What this task involves.
Scan the entries below for the word "using". Copy each line that has it.

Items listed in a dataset

****************************************

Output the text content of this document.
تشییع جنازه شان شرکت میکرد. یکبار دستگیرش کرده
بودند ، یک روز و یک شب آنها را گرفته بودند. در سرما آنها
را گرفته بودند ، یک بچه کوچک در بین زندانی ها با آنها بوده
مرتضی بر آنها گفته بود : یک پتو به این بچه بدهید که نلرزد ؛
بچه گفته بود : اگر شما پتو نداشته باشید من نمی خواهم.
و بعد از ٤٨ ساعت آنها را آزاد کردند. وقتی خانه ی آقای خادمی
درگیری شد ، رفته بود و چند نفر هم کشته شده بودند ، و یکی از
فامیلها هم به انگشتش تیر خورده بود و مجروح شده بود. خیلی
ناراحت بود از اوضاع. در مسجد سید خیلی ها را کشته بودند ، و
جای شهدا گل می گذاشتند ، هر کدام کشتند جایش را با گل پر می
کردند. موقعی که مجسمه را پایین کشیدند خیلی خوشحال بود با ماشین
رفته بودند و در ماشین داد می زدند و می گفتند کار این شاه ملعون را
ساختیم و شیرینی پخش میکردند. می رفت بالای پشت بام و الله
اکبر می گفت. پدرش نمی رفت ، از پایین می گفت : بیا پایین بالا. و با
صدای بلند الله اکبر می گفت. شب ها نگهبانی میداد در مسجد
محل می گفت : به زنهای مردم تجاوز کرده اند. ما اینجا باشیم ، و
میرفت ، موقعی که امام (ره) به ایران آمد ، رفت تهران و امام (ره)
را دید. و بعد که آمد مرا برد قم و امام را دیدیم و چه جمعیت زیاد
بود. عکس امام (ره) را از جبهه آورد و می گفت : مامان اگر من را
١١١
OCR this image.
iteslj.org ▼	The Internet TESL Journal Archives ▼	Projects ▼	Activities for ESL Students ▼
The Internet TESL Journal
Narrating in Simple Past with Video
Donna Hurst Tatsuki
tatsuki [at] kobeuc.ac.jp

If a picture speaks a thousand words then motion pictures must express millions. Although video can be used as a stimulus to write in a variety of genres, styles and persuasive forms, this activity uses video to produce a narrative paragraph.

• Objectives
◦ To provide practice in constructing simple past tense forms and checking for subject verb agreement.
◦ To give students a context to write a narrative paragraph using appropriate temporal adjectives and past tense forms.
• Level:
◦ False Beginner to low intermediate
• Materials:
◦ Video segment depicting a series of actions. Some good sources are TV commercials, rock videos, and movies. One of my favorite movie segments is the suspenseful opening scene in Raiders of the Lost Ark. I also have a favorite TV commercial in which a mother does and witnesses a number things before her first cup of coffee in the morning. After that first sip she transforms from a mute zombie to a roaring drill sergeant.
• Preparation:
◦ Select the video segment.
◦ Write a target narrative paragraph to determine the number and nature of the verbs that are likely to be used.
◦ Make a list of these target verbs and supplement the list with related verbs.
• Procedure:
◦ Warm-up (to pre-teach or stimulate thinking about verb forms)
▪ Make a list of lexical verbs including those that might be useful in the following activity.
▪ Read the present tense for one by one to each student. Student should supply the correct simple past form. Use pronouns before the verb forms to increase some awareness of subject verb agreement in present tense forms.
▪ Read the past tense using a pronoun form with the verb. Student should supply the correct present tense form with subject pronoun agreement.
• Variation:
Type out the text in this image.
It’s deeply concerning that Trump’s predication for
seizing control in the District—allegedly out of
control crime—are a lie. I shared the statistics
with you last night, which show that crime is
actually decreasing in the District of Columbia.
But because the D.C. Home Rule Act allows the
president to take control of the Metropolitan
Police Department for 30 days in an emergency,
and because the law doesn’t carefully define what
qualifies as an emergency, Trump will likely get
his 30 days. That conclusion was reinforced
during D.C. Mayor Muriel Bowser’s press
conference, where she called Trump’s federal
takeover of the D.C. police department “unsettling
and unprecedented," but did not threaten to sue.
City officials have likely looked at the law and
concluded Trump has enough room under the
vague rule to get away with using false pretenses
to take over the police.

****************************************

Output of the task.
◦ To give students a context to write a narrative paragraph using appropriate temporal adjectives and past tense forms.
▪ Read the past tense using a pronoun form with the verb. Student should supply the correct present tense form with subject pronoun agreement.
vague rule to get away with using false pretenses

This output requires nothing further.